--- Begin RECORDS FOR THIS TASK ---

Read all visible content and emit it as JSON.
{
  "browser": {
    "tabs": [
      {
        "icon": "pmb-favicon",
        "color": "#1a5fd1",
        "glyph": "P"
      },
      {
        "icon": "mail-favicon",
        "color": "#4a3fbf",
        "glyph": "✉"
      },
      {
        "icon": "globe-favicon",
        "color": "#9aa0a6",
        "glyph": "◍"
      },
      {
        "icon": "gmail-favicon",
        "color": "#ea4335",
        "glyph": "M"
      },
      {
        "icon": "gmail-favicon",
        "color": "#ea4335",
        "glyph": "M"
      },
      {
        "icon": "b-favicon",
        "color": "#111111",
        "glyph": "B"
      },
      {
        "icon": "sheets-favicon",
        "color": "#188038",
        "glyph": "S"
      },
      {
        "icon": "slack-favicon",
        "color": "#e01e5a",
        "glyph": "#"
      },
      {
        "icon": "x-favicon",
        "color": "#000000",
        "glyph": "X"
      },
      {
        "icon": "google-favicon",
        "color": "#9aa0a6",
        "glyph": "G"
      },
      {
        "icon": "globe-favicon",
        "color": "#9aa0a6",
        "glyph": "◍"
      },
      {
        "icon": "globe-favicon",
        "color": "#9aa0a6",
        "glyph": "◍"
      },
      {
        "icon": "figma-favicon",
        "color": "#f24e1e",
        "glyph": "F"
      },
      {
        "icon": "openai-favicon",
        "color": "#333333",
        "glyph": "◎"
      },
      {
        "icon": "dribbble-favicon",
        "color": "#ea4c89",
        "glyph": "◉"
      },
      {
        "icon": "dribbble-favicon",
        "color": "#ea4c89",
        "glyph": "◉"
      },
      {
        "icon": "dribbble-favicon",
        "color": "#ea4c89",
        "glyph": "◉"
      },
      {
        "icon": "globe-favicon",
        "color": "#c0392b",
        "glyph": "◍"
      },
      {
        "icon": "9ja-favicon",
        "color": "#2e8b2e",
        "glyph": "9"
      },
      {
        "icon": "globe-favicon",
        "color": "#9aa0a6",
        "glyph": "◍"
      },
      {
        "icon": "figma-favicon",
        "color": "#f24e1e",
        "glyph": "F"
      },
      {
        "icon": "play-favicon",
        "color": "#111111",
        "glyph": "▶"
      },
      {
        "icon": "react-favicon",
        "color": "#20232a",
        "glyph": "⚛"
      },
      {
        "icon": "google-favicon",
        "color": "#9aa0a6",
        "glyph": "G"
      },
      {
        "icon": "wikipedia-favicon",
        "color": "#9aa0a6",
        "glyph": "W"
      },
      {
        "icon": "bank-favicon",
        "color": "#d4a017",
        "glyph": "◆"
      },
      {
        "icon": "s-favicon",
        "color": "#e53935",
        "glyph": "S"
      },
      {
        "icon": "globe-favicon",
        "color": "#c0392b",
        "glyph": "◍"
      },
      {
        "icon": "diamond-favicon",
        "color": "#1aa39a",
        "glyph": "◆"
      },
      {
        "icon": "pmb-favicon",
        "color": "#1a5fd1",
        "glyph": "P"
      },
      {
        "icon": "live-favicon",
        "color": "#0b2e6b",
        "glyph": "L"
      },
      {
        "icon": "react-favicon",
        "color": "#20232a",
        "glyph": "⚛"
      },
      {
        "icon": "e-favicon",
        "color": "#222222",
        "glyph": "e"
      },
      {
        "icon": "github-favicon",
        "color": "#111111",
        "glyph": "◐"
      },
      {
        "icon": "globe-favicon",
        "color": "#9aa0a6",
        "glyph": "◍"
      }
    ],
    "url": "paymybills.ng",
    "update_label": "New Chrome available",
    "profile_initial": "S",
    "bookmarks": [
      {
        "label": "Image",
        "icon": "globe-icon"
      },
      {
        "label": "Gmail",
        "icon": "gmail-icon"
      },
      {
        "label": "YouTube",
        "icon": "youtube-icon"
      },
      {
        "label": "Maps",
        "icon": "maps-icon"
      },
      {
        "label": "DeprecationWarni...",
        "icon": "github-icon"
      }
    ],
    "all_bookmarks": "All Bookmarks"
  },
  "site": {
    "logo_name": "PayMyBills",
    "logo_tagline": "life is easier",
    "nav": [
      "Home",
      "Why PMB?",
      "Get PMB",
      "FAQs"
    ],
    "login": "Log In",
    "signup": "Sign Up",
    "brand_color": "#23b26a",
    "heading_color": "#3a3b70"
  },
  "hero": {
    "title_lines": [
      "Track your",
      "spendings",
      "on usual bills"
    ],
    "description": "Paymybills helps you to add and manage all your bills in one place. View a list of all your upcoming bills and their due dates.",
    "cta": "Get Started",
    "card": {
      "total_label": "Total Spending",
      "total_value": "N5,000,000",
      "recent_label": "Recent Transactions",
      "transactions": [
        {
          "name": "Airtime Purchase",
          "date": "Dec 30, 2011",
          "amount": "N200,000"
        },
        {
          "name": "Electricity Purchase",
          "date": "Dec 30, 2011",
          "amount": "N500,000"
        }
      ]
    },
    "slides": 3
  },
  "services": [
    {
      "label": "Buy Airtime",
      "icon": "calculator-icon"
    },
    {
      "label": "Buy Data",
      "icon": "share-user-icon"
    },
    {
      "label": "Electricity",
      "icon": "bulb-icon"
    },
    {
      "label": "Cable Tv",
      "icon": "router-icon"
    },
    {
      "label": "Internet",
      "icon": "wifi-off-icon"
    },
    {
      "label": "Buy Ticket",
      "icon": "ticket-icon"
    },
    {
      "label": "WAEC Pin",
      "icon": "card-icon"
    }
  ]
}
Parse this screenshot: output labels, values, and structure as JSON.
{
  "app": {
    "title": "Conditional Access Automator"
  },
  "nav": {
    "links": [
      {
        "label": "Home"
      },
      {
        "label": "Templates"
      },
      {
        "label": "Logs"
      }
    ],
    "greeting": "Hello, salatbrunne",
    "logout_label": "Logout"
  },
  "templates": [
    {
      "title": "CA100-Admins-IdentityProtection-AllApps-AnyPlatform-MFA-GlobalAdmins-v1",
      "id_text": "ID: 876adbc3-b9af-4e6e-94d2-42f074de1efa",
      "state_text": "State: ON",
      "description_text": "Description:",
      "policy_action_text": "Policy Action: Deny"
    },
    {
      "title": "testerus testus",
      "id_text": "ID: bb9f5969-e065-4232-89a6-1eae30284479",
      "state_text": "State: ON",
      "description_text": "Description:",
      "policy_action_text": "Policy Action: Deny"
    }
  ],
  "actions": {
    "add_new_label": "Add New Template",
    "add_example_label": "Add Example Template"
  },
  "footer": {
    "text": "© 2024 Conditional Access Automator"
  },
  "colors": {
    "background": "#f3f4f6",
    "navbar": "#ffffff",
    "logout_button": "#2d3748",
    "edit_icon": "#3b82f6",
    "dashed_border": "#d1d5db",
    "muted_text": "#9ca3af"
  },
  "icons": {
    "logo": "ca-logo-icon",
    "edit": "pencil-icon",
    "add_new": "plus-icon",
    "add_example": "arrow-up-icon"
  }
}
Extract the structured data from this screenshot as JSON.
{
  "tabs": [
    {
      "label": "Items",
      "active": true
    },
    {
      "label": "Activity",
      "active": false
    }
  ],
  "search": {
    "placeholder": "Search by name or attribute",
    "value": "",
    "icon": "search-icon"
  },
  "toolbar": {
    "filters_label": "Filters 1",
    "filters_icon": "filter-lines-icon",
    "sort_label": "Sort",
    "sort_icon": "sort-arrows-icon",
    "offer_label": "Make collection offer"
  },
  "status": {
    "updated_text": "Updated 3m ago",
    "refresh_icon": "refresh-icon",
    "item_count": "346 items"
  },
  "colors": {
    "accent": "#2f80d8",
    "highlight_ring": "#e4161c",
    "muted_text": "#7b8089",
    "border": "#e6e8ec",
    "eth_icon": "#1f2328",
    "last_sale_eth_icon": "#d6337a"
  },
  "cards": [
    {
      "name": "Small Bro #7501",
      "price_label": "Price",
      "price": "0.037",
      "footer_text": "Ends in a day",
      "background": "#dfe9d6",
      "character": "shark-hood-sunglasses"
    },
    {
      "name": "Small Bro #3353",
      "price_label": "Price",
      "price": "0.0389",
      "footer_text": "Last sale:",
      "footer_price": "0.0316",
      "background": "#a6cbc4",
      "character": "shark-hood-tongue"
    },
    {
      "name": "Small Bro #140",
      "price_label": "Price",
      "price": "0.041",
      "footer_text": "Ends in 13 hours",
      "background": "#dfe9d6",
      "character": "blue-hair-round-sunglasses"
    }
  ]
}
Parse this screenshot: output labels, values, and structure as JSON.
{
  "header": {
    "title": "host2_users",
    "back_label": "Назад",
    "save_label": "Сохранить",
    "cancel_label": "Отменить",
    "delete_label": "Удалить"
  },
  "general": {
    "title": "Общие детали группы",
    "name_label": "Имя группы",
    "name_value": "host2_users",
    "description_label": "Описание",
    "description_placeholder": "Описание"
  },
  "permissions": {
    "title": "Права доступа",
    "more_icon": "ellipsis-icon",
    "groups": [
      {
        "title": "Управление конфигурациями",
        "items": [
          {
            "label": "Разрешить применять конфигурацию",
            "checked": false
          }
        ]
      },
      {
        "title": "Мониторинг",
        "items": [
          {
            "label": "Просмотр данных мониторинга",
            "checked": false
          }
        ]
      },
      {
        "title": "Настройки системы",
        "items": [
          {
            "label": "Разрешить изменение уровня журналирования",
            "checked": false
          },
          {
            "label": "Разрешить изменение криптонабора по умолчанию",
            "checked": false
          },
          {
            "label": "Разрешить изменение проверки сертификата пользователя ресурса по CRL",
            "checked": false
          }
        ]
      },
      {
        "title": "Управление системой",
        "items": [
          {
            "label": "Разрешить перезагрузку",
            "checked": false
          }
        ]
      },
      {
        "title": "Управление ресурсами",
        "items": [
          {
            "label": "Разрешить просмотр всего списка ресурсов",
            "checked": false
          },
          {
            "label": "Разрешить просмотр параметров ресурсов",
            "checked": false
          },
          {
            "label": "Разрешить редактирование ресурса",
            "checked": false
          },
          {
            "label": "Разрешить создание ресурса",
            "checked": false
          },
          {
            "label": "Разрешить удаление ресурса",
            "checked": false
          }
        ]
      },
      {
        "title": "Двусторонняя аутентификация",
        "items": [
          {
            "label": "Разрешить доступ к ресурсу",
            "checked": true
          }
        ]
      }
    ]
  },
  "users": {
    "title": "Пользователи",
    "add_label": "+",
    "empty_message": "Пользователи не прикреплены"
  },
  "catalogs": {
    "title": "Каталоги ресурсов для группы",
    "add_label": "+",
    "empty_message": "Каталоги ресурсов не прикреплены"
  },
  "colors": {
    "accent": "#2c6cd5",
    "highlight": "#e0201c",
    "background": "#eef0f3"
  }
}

--- End RECORDS FOR THIS TASK ---

▶ [DO THIS]: Locate all lines in the listing above with the word "hood" and copy them.

▶ [TASK SOLUTION]:
      "character": "shark-hood-sunglasses"
      "character": "shark-hood-tongue"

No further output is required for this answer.